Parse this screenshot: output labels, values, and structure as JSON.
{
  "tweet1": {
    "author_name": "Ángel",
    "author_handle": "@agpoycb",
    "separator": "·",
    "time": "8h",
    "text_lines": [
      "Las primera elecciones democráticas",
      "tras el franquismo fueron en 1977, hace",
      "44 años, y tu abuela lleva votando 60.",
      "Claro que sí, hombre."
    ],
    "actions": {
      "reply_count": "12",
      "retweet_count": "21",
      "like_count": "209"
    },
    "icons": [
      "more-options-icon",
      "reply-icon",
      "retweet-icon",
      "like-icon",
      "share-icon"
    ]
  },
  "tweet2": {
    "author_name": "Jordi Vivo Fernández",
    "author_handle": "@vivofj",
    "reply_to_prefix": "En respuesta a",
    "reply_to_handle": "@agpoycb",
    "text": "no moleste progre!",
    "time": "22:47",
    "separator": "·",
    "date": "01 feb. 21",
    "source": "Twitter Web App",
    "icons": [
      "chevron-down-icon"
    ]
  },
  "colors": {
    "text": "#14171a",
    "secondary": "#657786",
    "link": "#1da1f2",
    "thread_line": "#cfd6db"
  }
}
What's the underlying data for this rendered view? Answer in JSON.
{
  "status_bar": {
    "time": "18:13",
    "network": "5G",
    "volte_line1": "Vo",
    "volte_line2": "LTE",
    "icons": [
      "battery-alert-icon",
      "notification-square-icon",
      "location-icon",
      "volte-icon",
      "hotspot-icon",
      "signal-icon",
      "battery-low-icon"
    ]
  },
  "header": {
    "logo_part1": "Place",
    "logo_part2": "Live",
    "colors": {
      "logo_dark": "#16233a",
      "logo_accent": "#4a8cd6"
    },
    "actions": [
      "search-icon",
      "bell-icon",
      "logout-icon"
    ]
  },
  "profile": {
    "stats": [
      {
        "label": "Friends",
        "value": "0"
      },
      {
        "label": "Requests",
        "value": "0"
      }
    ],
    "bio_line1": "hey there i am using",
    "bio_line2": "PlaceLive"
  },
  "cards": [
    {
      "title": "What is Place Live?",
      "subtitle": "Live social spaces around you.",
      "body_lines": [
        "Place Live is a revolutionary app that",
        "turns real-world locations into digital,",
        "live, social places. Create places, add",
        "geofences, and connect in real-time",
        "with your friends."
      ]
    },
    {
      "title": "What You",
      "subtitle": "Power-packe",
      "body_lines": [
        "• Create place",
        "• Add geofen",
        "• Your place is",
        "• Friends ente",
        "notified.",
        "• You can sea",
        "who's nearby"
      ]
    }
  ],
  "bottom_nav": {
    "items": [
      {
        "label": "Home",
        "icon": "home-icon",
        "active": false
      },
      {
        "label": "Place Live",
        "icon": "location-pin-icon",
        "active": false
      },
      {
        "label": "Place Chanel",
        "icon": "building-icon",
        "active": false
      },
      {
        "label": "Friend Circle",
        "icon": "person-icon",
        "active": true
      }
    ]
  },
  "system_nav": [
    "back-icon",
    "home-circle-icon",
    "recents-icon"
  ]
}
========================================
Exercise aim
Show every line from the entries above in which "battery" appears.

Solution below
      "battery-alert-icon",
      "battery-low-icon"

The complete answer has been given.